Extracted data entries:
□ □ □ □

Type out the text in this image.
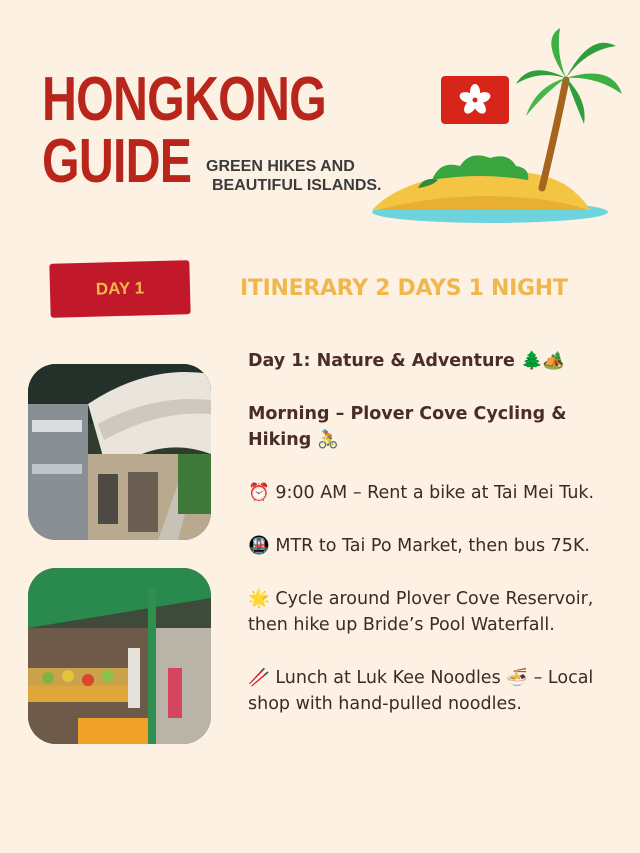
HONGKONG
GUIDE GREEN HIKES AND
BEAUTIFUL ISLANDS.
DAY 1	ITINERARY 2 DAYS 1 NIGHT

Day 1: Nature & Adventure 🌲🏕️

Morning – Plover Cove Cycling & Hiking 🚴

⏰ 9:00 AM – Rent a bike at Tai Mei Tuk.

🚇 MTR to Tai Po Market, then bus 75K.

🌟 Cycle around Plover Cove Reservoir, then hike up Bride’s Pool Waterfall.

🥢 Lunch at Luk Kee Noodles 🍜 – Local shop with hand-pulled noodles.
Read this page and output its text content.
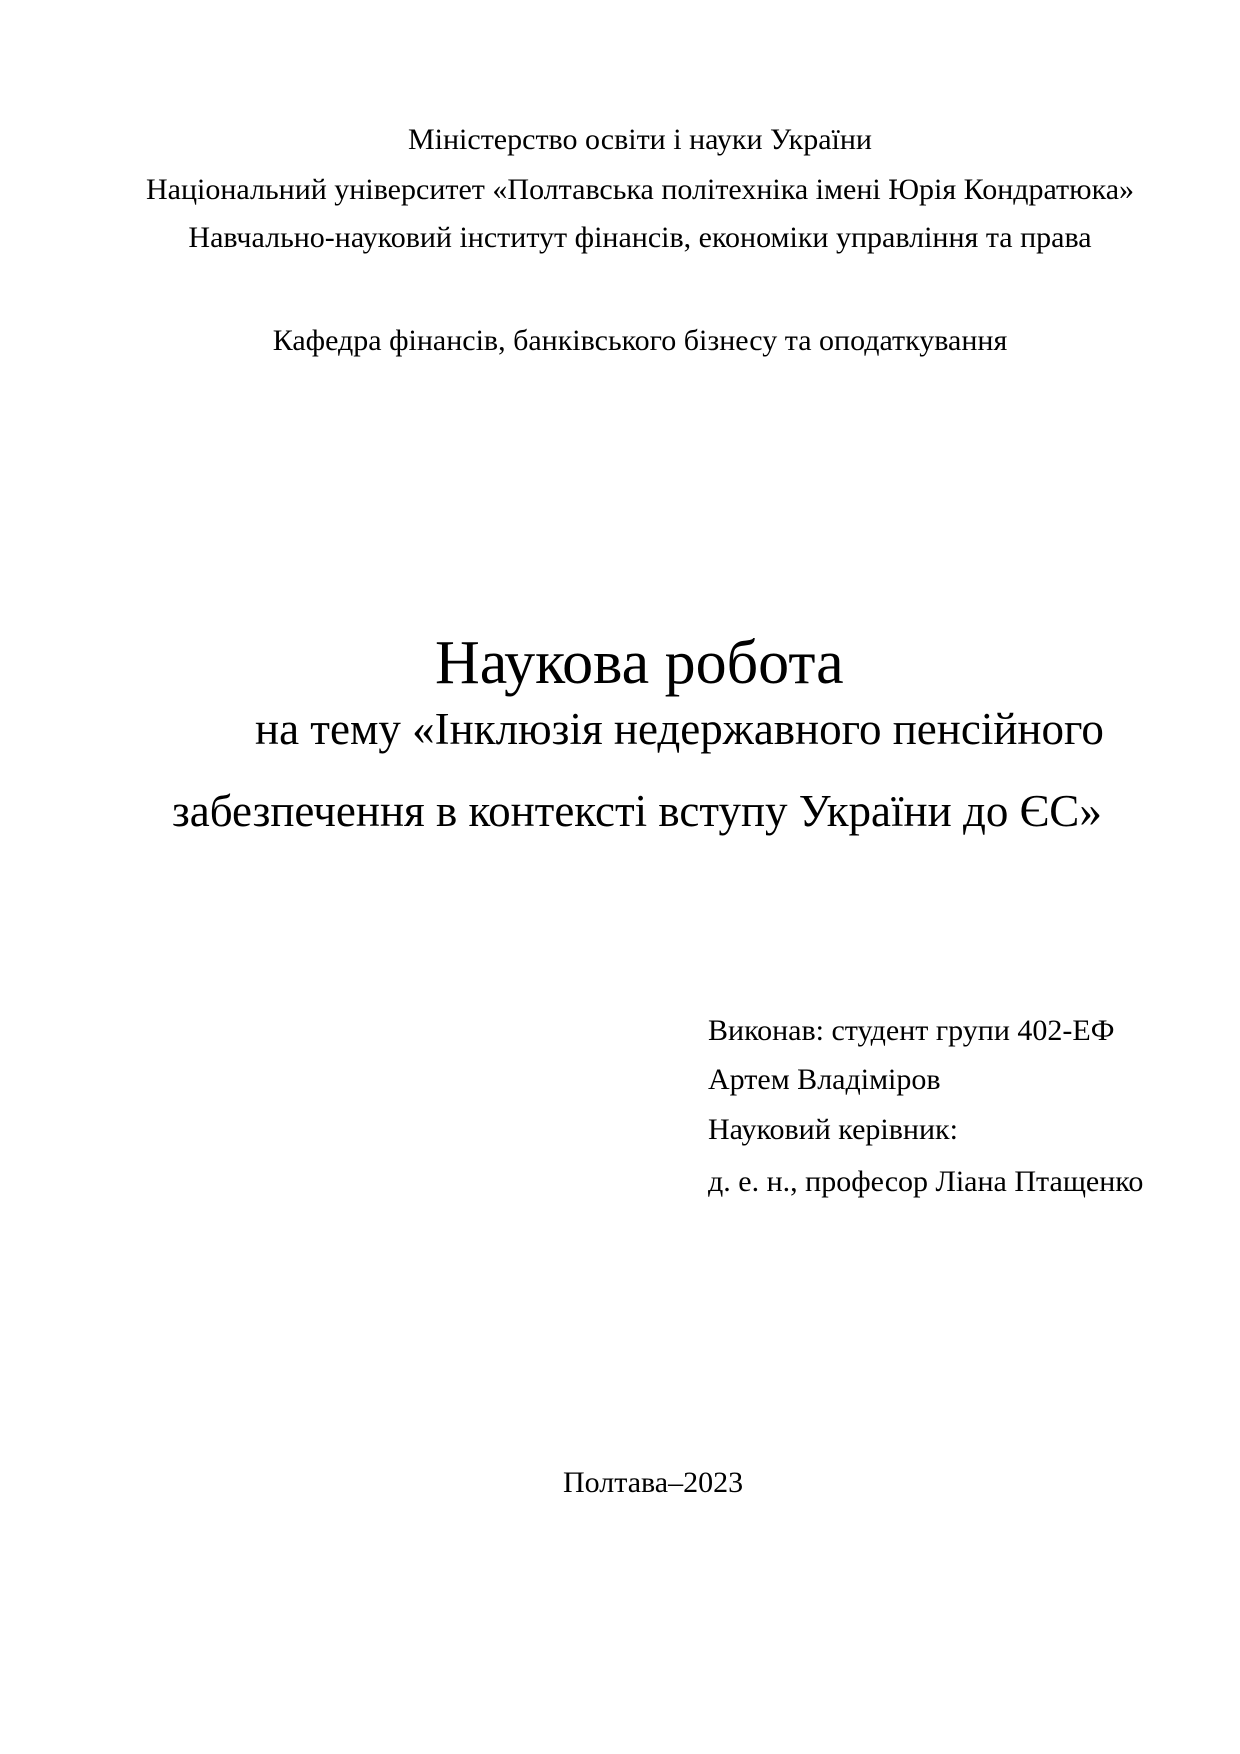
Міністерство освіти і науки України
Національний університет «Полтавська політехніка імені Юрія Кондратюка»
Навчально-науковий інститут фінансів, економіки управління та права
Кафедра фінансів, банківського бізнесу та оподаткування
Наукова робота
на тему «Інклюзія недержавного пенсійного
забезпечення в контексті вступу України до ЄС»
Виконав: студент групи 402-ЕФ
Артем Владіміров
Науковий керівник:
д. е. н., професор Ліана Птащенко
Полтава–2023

□ □ □ □

Retype all of the entries exactly as written, leaving out any images.

Type out the text in this image.
HONGKONG
GUIDE GREEN HIKES AND
BEAUTIFUL ISLANDS.
DAY 1	ITINERARY 2 DAYS 1 NIGHT

Day 1: Nature & Adventure 🌲🏕️

Morning – Plover Cove Cycling & Hiking 🚴

⏰ 9:00 AM – Rent a bike at Tai Mei Tuk.

🚇 MTR to Tai Po Market, then bus 75K.

🌟 Cycle around Plover Cove Reservoir, then hike up Bride’s Pool Waterfall.

🥢 Lunch at Luk Kee Noodles 🍜 – Local shop with hand-pulled noodles.
Read this page and output its text content.
Міністерство освіти і науки України
Національний університет «Полтавська політехніка імені Юрія Кондратюка»
Навчально-науковий інститут фінансів, економіки управління та права
Кафедра фінансів, банківського бізнесу та оподаткування
Наукова робота
на тему «Інклюзія недержавного пенсійного
забезпечення в контексті вступу України до ЄС»
Виконав: студент групи 402-ЕФ
Артем Владіміров
Науковий керівник:
д. е. н., професор Ліана Птащенко
Полтава–2023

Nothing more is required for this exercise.